Qui paie l'état daté : le vendeur ou l'acquéreur ?
La règle de prise en charge, le plafond légal de 380 €, et comment réduire la note.

Le vendeur, sauf accord contraire
L'état daté est, par principe, à la charge du copropriétaire vendeur. C'est lui qui supporte le coût de ce document que le syndic établit avant la signature de l'acte authentique.
Les parties peuvent toutefois convenir d'une répartition différente dans le compromis de vente. À défaut de clause, la charge incombe au vendeur.
Un prix plafonné depuis 2020, confirmé en 2026
Depuis le 1er juin 2020 (décret n° 2020-153 du 21 février 2020), les honoraires du syndic pour l'établissement de l'état daté sont plafonnés à 380 € TTC. Ce plafond s'applique par état daté, quel que soit le nombre de lots concernés par la vente, et quel que soit le syndic.
Saisi par la FNAIM qui réclamait une revalorisation, le Conseil d'État a confirmé ce plafond le 17 mars 2026 (décision n° 499299), s'appuyant sur l'avis de l'Autorité de la concurrence selon lequel ce document représente « en moyenne une heure de travail ».

• INFORMATIONS EXTRAITES:
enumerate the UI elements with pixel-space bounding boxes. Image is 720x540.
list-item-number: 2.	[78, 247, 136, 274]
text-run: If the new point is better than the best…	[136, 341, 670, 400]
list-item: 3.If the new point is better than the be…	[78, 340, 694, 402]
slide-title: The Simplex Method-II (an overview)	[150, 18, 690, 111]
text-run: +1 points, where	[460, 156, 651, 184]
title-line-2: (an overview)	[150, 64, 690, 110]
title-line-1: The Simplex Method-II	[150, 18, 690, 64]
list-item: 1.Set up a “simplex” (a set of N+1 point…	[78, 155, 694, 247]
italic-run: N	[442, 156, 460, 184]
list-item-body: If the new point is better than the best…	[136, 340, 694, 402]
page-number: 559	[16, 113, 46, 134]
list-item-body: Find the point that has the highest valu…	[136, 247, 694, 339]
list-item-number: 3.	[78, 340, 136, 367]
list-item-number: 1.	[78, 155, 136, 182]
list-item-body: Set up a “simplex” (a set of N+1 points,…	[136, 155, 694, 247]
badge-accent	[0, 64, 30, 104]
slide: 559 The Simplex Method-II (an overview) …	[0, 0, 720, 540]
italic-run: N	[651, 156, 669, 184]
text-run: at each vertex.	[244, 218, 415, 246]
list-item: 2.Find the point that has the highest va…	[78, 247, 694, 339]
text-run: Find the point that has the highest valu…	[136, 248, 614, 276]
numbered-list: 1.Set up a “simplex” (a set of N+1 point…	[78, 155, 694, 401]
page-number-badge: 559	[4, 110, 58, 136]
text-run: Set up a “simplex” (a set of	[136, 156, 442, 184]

• CONSIGNES À SUIVRE:
[a] D'après le texte sur l'état daté, à combien sont plafonnés les honoraires du syndic pour établir ce document ?
[b] Traduisez en anglais cette phrase du texte sur l'état daté : « Les parties peuvent toutefois convenir d'une répartition différente dans le compromis de vente. »
[c] Poursuivez le texte sur l'état daté à la suite de sa dernière phrase.
Le matériel présenté plus haut ne joue aucun rôle ici.

• RÉPONSES RÉDIGÉES:
[a] Ils sont plafonnés à 380 € TTC.

[b] The parties may, however, agree on a different allocation in the preliminary sales agreement.

[c]
Ce plafond ne concerne que l'état daté. Le pré-état daté, demandé en amont au stade du compromis, n'est lui pas encadré : le gouvernement a confirmé fin 2024 ne pas envisager d'en plafonner la facturation, et les syndics le facturent souvent entre 200 et 600 €.
Comment réduire la facture
Pour le pré-état daté, vous pouvez l'établir vous-même via etatdate.fr pour 49 € au lieu de plusieurs centaines d'euros.
Pour l'état daté, qui reste délivré officiellement par le syndic, vous pouvez préparer en amont l'ensemble des montants et de l'échéancier : le syndic n'a plus qu'à valider, ce qui fluidifie le dossier et limite les allers-retours.